Retype each entry below, keeping every character the same.

Extracted records:
==================================================

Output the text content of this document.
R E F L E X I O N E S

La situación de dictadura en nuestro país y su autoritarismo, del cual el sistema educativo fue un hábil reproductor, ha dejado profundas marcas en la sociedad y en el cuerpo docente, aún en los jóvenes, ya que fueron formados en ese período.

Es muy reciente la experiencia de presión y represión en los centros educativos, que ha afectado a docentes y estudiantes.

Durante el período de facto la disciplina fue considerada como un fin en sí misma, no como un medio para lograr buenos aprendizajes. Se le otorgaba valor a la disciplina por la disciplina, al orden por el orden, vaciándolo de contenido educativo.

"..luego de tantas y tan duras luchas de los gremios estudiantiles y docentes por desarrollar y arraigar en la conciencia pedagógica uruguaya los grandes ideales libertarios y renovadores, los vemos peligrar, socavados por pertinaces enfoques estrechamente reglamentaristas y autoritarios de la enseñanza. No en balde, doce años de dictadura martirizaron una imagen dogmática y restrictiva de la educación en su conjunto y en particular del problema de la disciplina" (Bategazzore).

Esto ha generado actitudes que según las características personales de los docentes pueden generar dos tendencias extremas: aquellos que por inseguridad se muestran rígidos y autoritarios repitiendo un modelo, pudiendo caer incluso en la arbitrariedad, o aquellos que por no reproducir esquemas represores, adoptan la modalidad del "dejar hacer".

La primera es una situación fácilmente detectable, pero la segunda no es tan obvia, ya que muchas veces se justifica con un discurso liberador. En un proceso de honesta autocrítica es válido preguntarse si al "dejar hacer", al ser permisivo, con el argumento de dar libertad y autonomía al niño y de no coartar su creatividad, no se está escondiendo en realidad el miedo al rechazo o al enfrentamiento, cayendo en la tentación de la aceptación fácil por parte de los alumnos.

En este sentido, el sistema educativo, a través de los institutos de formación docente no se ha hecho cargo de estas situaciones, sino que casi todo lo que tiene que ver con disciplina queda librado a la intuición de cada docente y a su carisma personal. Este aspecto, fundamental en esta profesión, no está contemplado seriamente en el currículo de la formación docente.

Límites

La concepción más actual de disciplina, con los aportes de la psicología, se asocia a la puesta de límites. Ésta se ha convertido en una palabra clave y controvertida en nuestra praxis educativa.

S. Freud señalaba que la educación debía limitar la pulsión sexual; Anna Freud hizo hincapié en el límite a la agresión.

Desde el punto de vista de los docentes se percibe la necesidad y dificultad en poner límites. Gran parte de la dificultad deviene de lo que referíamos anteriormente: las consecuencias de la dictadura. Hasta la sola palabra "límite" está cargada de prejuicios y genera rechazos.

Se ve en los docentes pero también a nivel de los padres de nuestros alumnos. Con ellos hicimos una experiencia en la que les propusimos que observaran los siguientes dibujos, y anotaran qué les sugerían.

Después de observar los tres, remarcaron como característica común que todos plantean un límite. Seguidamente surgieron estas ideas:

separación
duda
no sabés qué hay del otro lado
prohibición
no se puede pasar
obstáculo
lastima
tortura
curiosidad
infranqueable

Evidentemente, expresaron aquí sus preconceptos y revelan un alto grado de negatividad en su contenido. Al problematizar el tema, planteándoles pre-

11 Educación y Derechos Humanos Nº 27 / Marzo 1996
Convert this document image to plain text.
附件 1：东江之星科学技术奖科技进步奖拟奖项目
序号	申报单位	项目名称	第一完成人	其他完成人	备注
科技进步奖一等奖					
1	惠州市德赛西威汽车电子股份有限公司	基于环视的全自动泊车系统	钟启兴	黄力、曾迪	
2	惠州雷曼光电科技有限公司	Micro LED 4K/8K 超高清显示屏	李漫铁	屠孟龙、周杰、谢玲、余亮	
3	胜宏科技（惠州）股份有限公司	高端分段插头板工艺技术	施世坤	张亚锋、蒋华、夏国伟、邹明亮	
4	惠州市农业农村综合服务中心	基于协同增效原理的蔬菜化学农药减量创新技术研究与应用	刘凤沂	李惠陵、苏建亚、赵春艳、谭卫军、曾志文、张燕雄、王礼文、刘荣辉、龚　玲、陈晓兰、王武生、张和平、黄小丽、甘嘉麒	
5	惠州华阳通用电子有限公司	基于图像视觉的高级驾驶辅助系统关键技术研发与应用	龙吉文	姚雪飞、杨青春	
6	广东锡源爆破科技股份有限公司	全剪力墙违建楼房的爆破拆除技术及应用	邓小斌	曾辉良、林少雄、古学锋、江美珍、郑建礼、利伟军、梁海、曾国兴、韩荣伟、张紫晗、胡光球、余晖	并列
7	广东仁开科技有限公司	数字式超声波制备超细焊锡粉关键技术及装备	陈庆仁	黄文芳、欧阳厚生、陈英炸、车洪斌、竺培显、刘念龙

==================================================

FULL RESPONSE:
Output the text content of this document.
R E F L E X I O N E S

La situación de dictadura en nuestro país y su autoritarismo, del cual el sistema educativo fue un hábil reproductor, ha dejado profundas marcas en la sociedad y en el cuerpo docente, aún en los jóvenes, ya que fueron formados en ese período.

Es muy reciente la experiencia de presión y represión en los centros educativos, que ha afectado a docentes y estudiantes.

Durante el período de facto la disciplina fue considerada como un fin en sí misma, no como un medio para lograr buenos aprendizajes. Se le otorgaba valor a la disciplina por la disciplina, al orden por el orden, vaciándolo de contenido educativo.

"..luego de tantas y tan duras luchas de los gremios estudiantiles y docentes por desarrollar y arraigar en la conciencia pedagógica uruguaya los grandes ideales libertarios y renovadores, los vemos peligrar, socavados por pertinaces enfoques estrechamente reglamentaristas y autoritarios de la enseñanza. No en balde, doce años de dictadura martirizaron una imagen dogmática y restrictiva de la educación en su conjunto y en particular del problema de la disciplina" (Bategazzore).

Esto ha generado actitudes que según las características personales de los docentes pueden generar dos tendencias extremas: aquellos que por inseguridad se muestran rígidos y autoritarios repitiendo un modelo, pudiendo caer incluso en la arbitrariedad, o aquellos que por no reproducir esquemas represores, adoptan la modalidad del "dejar hacer".

La primera es una situación fácilmente detectable, pero la segunda no es tan obvia, ya que muchas veces se justifica con un discurso liberador. En un proceso de honesta autocrítica es válido preguntarse si al "dejar hacer", al ser permisivo, con el argumento de dar libertad y autonomía al niño y de no coartar su creatividad, no se está escondiendo en realidad el miedo al rechazo o al enfrentamiento, cayendo en la tentación de la aceptación fácil por parte de los alumnos.

En este sentido, el sistema educativo, a través de los institutos de formación docente no se ha hecho cargo de estas situaciones, sino que casi todo lo que tiene que ver con disciplina queda librado a la intuición de cada docente y a su carisma personal. Este aspecto, fundamental en esta profesión, no está contemplado seriamente en el currículo de la formación docente.

Límites

La concepción más actual de disciplina, con los aportes de la psicología, se asocia a la puesta de límites. Ésta se ha convertido en una palabra clave y controvertida en nuestra praxis educativa.

S. Freud señalaba que la educación debía limitar la pulsión sexual; Anna Freud hizo hincapié en el límite a la agresión.

Desde el punto de vista de los docentes se percibe la necesidad y dificultad en poner límites. Gran parte de la dificultad deviene de lo que referíamos anteriormente: las consecuencias de la dictadura. Hasta la sola palabra "límite" está cargada de prejuicios y genera rechazos.

Se ve en los docentes pero también a nivel de los padres de nuestros alumnos. Con ellos hicimos una experiencia en la que les propusimos que observaran los siguientes dibujos, y anotaran qué les sugerían.

Después de observar los tres, remarcaron como característica común que todos plantean un límite. Seguidamente surgieron estas ideas:

separación
duda
no sabés qué hay del otro lado
prohibición
no se puede pasar
obstáculo
lastima
tortura
curiosidad
infranqueable

Evidentemente, expresaron aquí sus preconceptos y revelan un alto grado de negatividad en su contenido. Al problematizar el tema, planteándoles pre-

11 Educación y Derechos Humanos Nº 27 / Marzo 1996
Convert this document image to plain text.
附件 1：东江之星科学技术奖科技进步奖拟奖项目
序号	申报单位	项目名称	第一完成人	其他完成人	备注
科技进步奖一等奖					
1	惠州市德赛西威汽车电子股份有限公司	基于环视的全自动泊车系统	钟启兴	黄力、曾迪	
2	惠州雷曼光电科技有限公司	Micro LED 4K/8K 超高清显示屏	李漫铁	屠孟龙、周杰、谢玲、余亮	
3	胜宏科技（惠州）股份有限公司	高端分段插头板工艺技术	施世坤	张亚锋、蒋华、夏国伟、邹明亮	
4	惠州市农业农村综合服务中心	基于协同增效原理的蔬菜化学农药减量创新技术研究与应用	刘凤沂	李惠陵、苏建亚、赵春艳、谭卫军、曾志文、张燕雄、王礼文、刘荣辉、龚　玲、陈晓兰、王武生、张和平、黄小丽、甘嘉麒	
5	惠州华阳通用电子有限公司	基于图像视觉的高级驾驶辅助系统关键技术研发与应用	龙吉文	姚雪飞、杨青春	
6	广东锡源爆破科技股份有限公司	全剪力墙违建楼房的爆破拆除技术及应用	邓小斌	曾辉良、林少雄、古学锋、江美珍、郑建礼、利伟军、梁海、曾国兴、韩荣伟、张紫晗、胡光球、余晖	并列
7	广东仁开科技有限公司	数字式超声波制备超细焊锡粉关键技术及装备	陈庆仁	黄文芳、欧阳厚生、陈英炸、车洪斌、竺培显、刘念龙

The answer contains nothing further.